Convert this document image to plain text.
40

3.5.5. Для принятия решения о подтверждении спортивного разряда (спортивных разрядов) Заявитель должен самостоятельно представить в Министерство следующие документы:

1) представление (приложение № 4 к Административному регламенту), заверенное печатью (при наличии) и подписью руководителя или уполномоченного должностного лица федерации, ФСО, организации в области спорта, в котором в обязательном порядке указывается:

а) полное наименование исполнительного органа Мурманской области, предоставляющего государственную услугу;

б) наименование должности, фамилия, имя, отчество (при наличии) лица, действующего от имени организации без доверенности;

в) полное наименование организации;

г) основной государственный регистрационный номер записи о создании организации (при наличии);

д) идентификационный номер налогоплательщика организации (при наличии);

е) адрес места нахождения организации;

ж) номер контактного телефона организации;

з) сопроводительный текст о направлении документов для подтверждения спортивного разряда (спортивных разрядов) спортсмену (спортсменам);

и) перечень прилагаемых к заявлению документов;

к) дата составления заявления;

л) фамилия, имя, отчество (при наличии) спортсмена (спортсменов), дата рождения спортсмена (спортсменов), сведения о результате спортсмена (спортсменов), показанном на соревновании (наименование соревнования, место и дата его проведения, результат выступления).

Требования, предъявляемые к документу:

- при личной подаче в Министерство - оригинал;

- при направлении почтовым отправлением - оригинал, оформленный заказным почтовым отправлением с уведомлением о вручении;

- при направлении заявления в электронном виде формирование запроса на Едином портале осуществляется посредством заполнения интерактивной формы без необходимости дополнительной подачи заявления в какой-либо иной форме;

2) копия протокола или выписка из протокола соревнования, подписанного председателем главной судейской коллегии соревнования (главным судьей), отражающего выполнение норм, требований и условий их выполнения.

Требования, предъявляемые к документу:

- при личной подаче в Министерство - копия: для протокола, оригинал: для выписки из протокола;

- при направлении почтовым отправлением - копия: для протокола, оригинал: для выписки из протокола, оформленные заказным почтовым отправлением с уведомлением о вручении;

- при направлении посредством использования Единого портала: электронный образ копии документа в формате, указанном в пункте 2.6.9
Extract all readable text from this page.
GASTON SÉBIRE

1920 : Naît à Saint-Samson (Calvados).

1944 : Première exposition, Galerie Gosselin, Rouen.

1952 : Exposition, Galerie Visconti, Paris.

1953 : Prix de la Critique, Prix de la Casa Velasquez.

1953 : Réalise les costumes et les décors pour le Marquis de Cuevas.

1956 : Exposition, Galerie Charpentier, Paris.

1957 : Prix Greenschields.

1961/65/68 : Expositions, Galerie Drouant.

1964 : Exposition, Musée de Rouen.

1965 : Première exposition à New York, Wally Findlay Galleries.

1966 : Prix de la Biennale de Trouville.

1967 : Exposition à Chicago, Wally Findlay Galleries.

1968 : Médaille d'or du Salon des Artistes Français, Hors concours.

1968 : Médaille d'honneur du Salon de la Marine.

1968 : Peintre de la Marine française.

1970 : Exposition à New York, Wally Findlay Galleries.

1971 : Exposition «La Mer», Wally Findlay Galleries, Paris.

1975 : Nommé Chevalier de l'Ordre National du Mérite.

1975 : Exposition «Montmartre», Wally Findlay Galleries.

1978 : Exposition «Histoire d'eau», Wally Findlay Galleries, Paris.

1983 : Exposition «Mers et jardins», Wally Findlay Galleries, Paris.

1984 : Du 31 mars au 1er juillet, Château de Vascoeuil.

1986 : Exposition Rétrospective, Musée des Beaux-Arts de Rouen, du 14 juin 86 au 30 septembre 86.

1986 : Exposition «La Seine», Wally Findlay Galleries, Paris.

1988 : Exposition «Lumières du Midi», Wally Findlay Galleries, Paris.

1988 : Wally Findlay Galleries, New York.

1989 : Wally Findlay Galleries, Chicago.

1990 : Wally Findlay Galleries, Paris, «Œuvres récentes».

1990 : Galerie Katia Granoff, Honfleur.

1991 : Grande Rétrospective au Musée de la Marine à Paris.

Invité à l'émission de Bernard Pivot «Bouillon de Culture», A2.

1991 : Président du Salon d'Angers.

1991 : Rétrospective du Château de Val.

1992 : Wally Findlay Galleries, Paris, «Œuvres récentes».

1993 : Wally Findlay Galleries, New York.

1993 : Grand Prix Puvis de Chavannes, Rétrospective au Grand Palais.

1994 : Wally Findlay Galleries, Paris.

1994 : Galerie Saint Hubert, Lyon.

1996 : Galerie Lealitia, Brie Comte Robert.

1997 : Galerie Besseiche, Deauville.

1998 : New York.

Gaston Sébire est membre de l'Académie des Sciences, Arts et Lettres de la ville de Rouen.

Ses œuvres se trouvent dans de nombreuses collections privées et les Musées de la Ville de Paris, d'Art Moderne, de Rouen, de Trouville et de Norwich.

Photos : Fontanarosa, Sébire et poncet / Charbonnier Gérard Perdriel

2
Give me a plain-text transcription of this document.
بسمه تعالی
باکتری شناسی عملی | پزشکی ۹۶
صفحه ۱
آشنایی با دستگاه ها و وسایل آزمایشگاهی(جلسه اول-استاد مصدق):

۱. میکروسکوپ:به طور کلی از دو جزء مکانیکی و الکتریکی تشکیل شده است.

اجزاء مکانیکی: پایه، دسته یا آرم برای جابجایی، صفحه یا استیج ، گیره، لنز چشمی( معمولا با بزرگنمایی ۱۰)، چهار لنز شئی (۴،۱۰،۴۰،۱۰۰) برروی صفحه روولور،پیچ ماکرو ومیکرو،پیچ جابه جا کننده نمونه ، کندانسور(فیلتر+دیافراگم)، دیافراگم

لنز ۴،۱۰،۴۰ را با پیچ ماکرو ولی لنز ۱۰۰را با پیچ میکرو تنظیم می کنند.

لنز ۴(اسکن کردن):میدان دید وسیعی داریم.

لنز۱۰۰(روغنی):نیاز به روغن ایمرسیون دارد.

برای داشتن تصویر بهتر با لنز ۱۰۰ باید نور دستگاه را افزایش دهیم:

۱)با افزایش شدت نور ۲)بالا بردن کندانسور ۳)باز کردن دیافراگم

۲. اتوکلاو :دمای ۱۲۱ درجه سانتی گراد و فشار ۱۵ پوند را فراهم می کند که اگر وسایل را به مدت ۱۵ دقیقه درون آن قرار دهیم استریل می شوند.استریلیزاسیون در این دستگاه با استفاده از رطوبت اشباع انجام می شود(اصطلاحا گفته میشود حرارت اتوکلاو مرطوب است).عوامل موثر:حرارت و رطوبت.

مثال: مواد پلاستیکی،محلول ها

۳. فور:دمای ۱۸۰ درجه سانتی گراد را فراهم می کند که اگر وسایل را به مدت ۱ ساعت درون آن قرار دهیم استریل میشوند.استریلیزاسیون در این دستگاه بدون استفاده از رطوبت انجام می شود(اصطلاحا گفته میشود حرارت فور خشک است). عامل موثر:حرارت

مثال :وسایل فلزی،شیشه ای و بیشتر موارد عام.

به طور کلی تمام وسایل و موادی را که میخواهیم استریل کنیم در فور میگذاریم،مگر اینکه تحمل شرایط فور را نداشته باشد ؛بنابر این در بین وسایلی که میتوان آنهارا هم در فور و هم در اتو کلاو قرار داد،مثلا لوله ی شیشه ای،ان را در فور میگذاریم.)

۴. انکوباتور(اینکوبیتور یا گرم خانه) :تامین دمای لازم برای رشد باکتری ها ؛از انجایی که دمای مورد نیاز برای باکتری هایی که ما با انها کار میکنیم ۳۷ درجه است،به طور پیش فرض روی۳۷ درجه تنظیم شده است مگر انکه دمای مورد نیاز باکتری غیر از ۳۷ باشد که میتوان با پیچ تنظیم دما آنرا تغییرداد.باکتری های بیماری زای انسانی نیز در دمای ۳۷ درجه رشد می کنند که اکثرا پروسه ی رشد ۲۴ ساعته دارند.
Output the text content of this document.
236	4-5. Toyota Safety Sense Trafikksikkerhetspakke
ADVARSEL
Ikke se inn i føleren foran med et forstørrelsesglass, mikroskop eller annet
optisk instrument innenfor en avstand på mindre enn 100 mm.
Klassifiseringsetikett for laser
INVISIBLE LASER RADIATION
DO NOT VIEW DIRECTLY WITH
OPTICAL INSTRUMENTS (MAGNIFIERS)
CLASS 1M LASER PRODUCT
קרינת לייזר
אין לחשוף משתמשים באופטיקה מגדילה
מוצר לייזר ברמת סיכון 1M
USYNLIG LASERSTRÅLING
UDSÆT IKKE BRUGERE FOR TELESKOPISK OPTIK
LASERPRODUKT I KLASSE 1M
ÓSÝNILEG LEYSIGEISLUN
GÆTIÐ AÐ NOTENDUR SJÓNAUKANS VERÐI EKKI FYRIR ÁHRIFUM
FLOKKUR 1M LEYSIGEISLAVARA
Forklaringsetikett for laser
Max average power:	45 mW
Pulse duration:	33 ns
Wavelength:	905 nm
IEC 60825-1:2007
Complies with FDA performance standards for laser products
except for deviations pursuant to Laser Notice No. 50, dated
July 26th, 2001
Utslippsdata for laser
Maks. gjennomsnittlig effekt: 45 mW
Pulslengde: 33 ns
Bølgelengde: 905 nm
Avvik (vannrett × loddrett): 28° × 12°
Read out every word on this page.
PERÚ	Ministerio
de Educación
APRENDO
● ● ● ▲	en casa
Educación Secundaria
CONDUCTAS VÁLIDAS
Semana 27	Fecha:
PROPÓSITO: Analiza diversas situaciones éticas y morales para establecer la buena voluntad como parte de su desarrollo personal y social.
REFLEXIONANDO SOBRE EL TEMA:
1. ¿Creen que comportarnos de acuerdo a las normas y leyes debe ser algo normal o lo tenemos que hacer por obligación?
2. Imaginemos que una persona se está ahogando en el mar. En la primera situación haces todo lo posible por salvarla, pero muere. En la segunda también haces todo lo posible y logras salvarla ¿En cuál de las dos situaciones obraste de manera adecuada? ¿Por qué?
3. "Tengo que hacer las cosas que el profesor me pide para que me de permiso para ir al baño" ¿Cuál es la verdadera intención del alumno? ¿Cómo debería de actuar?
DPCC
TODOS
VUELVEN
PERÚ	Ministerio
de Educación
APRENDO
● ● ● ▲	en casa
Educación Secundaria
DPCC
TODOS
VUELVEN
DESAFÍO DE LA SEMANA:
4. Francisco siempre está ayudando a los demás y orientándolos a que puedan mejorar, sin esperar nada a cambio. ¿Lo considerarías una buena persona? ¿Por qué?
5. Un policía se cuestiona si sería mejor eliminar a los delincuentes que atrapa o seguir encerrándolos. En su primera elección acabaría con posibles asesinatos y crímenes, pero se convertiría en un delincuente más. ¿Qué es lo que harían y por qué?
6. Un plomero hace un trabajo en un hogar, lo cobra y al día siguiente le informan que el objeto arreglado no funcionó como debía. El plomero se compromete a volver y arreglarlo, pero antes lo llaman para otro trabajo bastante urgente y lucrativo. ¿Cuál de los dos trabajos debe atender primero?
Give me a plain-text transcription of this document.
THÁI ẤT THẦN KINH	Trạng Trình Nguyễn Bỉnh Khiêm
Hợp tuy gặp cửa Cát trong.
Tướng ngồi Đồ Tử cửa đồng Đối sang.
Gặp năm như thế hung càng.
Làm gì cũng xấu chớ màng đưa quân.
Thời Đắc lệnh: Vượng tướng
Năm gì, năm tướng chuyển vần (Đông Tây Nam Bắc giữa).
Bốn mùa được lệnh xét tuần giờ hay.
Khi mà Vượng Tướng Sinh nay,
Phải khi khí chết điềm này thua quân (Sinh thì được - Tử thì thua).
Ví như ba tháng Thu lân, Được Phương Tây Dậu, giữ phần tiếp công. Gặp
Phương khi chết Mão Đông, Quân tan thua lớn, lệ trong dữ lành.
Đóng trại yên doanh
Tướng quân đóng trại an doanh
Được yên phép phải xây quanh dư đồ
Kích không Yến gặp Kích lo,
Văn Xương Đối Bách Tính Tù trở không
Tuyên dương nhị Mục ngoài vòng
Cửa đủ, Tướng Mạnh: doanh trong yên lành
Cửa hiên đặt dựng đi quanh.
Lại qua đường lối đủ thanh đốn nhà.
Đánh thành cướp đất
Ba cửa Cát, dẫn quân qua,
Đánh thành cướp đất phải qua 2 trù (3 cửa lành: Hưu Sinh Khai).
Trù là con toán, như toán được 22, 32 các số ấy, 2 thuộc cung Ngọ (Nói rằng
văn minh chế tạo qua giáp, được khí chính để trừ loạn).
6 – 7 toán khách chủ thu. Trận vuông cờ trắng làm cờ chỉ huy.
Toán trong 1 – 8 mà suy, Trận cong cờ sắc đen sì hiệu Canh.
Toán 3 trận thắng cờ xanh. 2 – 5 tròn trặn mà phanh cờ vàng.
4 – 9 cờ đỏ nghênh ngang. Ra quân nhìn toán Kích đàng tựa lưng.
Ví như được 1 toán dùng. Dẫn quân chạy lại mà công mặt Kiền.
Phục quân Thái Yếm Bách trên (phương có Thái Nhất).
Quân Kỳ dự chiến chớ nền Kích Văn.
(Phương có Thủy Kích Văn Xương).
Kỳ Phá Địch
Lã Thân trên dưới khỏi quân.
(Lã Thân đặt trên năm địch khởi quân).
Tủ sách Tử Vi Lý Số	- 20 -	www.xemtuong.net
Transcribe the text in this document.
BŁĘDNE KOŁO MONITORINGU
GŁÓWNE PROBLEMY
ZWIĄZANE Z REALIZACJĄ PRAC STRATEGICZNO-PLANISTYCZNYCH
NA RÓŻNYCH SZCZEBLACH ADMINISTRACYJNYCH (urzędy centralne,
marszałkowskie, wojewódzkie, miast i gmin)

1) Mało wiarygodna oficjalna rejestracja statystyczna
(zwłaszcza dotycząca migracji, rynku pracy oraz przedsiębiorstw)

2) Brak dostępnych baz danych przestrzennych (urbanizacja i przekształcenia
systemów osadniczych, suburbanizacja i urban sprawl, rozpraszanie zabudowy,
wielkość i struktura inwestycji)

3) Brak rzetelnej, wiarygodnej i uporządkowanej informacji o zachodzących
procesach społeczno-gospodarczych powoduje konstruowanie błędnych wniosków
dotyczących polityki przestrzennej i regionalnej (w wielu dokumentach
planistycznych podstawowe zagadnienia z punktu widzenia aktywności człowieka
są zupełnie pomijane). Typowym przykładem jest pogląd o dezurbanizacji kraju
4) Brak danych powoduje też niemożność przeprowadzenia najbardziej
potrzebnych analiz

• _WRITTEN PROBLEM_:
Print from the line containing "Transcribe the text in this document." to the last line above, exactly as written.

• _SOLVED EXERCISE_:
Transcribe the text in this document.
BŁĘDNE KOŁO MONITORINGU
GŁÓWNE PROBLEMY
ZWIĄZANE Z REALIZACJĄ PRAC STRATEGICZNO-PLANISTYCZNYCH
NA RÓŻNYCH SZCZEBLACH ADMINISTRACYJNYCH (urzędy centralne,
marszałkowskie, wojewódzkie, miast i gmin)

1) Mało wiarygodna oficjalna rejestracja statystyczna
(zwłaszcza dotycząca migracji, rynku pracy oraz przedsiębiorstw)

2) Brak dostępnych baz danych przestrzennych (urbanizacja i przekształcenia
systemów osadniczych, suburbanizacja i urban sprawl, rozpraszanie zabudowy,
wielkość i struktura inwestycji)

3) Brak rzetelnej, wiarygodnej i uporządkowanej informacji o zachodzących
procesach społeczno-gospodarczych powoduje konstruowanie błędnych wniosków
dotyczących polityki przestrzennej i regionalnej (w wielu dokumentach
planistycznych podstawowe zagadnienia z punktu widzenia aktywności człowieka
są zupełnie pomijane). Typowym przykładem jest pogląd o dezurbanizacji kraju
4) Brak danych powoduje też niemożność przeprowadzenia najbardziej
potrzebnych analiz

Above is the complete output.